• _Work required_:
Every record below should be printed exactly as given.

━━━ Rows

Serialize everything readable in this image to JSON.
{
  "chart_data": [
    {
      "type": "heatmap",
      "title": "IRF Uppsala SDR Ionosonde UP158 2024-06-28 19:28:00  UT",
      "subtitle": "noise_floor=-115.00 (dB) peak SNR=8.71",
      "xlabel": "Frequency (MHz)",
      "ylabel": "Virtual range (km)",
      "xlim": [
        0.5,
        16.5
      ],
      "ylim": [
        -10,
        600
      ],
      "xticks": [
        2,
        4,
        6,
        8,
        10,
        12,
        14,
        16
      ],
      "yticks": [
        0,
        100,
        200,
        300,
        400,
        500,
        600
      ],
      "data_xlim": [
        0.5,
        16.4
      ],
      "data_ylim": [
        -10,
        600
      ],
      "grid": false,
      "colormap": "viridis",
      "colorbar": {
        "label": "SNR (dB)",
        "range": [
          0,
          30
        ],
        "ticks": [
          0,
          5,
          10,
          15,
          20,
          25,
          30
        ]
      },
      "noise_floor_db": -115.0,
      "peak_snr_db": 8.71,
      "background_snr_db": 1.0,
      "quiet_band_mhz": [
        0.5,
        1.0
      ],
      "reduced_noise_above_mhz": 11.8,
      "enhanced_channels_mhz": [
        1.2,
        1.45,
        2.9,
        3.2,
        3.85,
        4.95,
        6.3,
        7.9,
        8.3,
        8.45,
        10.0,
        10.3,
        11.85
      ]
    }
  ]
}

━━━━━━

• _Expected answer_:
Serialize everything readable in this image to JSON.
{
  "chart_data": [
    {
      "type": "heatmap",
      "title": "IRF Uppsala SDR Ionosonde UP158 2024-06-28 19:28:00  UT",
      "subtitle": "noise_floor=-115.00 (dB) peak SNR=8.71",
      "xlabel": "Frequency (MHz)",
      "ylabel": "Virtual range (km)",
      "xlim": [
        0.5,
        16.5
      ],
      "ylim": [
        -10,
        600
      ],
      "xticks": [
        2,
        4,
        6,
        8,
        10,
        12,
        14,
        16
      ],
      "yticks": [
        0,
        100,
        200,
        300,
        400,
        500,
        600
      ],
      "data_xlim": [
        0.5,
        16.4
      ],
      "data_ylim": [
        -10,
        600
      ],
      "grid": false,
      "colormap": "viridis",
      "colorbar": {
        "label": "SNR (dB)",
        "range": [
          0,
          30
        ],
        "ticks": [
          0,
          5,
          10,
          15,
          20,
          25,
          30
        ]
      },
      "noise_floor_db": -115.0,
      "peak_snr_db": 8.71,
      "background_snr_db": 1.0,
      "quiet_band_mhz": [
        0.5,
        1.0
      ],
      "reduced_noise_above_mhz": 11.8,
      "enhanced_channels_mhz": [
        1.2,
        1.45,
        2.9,
        3.2,
        3.85,
        4.95,
        6.3,
        7.9,
        8.3,
        8.45,
        10.0,
        10.3,
        11.85
      ]
    }
  ]
}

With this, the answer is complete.